(Records excerpted from a collection)
[Begin]

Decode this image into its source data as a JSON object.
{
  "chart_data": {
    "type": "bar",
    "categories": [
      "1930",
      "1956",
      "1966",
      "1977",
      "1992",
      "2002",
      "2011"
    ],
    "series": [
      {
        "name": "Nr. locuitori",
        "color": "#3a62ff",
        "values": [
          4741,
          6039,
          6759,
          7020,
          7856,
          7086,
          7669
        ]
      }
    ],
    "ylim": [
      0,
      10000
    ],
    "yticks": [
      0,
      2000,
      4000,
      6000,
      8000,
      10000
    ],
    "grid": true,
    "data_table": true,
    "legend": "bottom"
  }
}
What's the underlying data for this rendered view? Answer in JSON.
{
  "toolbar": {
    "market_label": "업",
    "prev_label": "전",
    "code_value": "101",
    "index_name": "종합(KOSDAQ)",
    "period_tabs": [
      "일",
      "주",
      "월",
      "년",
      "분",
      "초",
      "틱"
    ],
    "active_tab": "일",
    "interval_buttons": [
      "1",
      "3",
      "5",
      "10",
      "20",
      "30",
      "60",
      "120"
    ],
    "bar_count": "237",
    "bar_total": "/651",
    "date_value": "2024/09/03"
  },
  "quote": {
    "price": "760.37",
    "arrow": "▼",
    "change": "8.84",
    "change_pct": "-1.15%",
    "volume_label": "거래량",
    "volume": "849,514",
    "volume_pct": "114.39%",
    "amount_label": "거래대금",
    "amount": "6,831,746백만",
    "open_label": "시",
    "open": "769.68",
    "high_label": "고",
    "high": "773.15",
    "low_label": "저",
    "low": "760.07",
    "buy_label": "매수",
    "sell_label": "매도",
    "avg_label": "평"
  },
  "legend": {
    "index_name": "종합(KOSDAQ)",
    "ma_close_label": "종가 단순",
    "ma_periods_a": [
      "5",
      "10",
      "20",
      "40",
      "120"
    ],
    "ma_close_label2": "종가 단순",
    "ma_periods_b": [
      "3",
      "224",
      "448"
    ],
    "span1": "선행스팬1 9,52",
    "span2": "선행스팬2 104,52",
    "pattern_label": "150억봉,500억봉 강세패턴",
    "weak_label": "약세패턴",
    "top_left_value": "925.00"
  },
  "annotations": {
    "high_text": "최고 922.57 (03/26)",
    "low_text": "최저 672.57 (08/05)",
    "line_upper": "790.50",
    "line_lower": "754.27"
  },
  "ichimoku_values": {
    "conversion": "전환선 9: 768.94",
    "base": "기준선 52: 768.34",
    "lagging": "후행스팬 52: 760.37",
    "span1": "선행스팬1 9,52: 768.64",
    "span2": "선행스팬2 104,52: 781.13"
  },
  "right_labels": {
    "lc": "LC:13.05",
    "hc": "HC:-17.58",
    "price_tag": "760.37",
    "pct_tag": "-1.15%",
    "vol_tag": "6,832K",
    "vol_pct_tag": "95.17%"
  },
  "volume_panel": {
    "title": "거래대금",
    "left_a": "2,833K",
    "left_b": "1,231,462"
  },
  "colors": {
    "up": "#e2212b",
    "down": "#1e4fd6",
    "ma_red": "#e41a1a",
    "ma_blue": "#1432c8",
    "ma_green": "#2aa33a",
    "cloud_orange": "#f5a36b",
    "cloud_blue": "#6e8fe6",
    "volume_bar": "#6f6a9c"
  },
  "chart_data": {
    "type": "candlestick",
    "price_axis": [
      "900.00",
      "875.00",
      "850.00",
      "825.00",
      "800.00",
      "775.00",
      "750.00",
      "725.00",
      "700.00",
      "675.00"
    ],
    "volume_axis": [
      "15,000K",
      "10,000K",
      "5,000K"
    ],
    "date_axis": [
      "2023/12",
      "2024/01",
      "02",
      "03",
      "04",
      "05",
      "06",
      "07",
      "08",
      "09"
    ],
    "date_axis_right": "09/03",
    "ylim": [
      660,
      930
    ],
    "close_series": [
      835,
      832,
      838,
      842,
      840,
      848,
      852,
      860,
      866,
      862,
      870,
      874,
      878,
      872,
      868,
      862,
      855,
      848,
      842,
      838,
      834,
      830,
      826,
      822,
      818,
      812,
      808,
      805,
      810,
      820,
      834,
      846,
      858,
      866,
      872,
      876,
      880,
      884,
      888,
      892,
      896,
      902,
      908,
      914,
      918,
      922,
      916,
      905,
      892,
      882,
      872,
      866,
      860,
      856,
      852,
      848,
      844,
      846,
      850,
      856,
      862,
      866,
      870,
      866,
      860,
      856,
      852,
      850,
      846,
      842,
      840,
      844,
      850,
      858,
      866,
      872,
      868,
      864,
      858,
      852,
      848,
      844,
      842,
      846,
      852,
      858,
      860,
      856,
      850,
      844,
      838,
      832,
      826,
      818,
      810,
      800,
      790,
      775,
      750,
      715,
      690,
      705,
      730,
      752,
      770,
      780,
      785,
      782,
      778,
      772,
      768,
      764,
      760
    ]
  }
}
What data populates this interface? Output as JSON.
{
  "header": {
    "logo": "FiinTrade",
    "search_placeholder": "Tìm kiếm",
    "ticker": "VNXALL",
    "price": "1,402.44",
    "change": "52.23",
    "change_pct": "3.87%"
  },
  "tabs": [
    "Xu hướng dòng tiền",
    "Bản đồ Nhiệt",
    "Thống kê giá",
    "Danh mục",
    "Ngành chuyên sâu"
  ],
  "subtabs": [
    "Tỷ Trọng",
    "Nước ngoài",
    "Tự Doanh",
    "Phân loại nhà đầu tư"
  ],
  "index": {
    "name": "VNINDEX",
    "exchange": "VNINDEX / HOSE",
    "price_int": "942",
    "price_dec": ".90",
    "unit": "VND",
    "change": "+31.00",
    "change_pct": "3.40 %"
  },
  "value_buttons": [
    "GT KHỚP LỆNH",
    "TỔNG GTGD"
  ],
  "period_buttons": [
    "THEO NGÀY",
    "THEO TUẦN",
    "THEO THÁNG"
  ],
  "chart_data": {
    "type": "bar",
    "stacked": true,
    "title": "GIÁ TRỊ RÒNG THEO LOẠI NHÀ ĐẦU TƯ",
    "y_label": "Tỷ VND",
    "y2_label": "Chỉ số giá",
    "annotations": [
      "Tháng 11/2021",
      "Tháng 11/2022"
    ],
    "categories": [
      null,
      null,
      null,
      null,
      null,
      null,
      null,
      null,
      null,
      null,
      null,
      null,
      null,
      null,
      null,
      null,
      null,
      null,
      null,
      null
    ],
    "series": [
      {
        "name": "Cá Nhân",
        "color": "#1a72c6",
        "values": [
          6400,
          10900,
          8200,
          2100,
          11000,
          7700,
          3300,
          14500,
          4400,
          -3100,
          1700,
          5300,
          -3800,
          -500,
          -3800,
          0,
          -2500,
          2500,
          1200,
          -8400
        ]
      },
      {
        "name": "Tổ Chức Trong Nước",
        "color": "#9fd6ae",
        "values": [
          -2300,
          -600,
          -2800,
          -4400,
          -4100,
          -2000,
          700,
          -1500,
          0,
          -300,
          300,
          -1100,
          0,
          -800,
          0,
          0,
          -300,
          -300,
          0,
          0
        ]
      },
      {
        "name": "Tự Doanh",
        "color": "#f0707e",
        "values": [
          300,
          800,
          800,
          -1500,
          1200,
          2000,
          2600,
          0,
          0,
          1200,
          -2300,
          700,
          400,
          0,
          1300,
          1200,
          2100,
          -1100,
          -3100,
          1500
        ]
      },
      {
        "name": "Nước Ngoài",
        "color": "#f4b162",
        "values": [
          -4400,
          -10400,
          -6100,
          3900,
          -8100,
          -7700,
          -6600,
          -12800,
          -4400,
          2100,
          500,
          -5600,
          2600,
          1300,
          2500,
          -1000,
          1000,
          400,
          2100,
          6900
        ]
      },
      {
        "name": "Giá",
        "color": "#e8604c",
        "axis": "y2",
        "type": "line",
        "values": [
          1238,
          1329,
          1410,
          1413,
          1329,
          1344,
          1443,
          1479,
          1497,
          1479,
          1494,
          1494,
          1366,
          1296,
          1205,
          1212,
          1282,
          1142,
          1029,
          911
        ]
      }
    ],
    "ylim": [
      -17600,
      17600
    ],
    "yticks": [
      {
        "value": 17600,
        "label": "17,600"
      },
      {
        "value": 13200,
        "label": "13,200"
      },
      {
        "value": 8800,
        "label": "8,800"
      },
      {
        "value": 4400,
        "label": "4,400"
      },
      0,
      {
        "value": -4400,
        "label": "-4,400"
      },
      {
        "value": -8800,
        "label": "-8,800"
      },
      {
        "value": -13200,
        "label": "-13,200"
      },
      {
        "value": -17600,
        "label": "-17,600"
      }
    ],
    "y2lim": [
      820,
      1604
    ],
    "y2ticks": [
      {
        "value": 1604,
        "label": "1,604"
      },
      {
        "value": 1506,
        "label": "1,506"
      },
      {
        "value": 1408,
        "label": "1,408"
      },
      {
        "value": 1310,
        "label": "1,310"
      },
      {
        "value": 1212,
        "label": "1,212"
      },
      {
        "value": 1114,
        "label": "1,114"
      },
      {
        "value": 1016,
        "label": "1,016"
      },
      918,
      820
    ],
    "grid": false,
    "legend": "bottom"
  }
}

[End]

**THE TASK**
Find the word "true" in the entries above and gather every line that holds it.

**PROBLEM SOLUTION**
    "grid": true,
    "data_table": true,
    "stacked": true,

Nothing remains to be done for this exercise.